_Records for the exercise_

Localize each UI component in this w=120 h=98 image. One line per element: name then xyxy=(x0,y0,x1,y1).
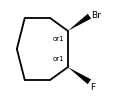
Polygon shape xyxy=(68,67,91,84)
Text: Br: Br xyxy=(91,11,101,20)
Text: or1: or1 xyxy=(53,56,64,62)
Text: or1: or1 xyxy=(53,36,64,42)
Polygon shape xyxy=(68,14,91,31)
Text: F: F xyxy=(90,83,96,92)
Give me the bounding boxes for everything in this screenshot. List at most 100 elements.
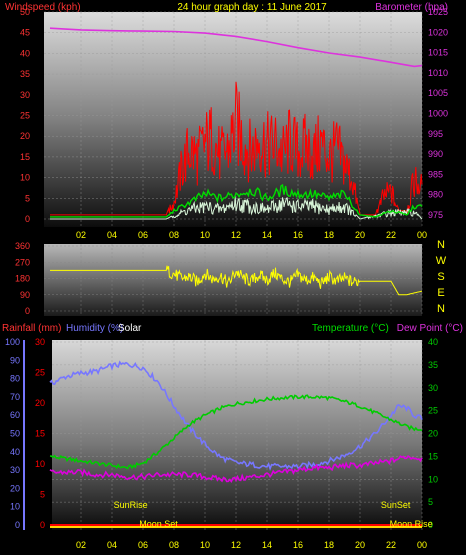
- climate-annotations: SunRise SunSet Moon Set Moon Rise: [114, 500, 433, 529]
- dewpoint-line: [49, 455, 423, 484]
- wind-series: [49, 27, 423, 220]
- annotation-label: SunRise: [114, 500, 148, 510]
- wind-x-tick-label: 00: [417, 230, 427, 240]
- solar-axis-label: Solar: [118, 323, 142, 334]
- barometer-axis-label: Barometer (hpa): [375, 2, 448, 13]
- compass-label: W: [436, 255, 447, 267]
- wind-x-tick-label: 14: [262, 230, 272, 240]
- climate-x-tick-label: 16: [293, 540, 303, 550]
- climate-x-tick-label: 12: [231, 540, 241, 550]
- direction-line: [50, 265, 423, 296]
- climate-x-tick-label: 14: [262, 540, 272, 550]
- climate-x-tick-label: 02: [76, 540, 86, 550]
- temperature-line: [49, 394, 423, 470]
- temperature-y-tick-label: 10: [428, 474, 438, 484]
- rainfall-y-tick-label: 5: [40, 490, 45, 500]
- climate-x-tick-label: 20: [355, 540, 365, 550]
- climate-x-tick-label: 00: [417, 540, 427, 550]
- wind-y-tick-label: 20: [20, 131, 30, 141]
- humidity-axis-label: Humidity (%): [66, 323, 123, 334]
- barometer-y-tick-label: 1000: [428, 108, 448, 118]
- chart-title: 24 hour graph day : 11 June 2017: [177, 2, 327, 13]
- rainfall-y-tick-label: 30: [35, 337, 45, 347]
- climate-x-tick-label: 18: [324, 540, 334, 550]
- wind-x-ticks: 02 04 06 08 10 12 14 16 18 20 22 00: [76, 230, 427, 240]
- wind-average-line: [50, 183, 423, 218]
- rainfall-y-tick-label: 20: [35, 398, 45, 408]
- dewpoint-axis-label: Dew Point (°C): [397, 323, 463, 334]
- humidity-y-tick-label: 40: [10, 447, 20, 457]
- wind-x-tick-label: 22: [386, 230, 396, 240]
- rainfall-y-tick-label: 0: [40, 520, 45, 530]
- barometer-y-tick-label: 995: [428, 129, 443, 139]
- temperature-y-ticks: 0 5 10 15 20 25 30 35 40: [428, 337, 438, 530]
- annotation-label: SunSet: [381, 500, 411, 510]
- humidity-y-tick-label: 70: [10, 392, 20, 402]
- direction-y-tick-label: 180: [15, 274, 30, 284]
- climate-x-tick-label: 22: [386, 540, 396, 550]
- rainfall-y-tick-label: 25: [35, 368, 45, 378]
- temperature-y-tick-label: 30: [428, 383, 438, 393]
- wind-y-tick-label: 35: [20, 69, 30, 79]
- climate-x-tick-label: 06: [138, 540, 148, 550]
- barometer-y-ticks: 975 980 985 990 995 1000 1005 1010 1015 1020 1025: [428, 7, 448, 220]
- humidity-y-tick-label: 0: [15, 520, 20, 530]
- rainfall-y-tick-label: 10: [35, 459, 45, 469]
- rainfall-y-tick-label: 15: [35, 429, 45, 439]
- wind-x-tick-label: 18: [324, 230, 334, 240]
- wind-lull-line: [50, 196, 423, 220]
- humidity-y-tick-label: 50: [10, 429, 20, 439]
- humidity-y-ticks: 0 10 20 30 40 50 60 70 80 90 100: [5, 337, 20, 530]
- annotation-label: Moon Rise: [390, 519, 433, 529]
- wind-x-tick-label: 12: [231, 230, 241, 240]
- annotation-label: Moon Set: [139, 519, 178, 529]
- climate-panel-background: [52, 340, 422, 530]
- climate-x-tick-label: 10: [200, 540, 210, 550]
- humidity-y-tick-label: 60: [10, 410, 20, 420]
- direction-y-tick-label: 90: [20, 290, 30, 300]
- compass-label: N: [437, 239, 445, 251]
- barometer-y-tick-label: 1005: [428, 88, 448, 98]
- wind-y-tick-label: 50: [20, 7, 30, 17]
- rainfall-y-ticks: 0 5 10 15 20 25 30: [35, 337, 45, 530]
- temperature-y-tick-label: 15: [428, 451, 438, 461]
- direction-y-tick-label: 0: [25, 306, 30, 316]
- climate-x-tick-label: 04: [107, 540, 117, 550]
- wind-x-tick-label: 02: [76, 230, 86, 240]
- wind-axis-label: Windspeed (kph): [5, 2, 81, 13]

_Aim_
Can you copy everything from the start of the data down to the line containing "Give me the", both ends included, word for word? Leave out the pictures.

_Solved exercise_
Localize each UI component in this w=120 h=98 image. One line per element: name then xyxy=(x0,y0,x1,y1).
Polygon shape xyxy=(68,67,91,84)
Text: Br: Br xyxy=(91,11,101,20)
Text: or1: or1 xyxy=(53,56,64,62)
Text: or1: or1 xyxy=(53,36,64,42)
Polygon shape xyxy=(68,14,91,31)
Text: F: F xyxy=(90,83,96,92)
Give me the bounding boxes for everything in this screenshot. List at most 100 elements.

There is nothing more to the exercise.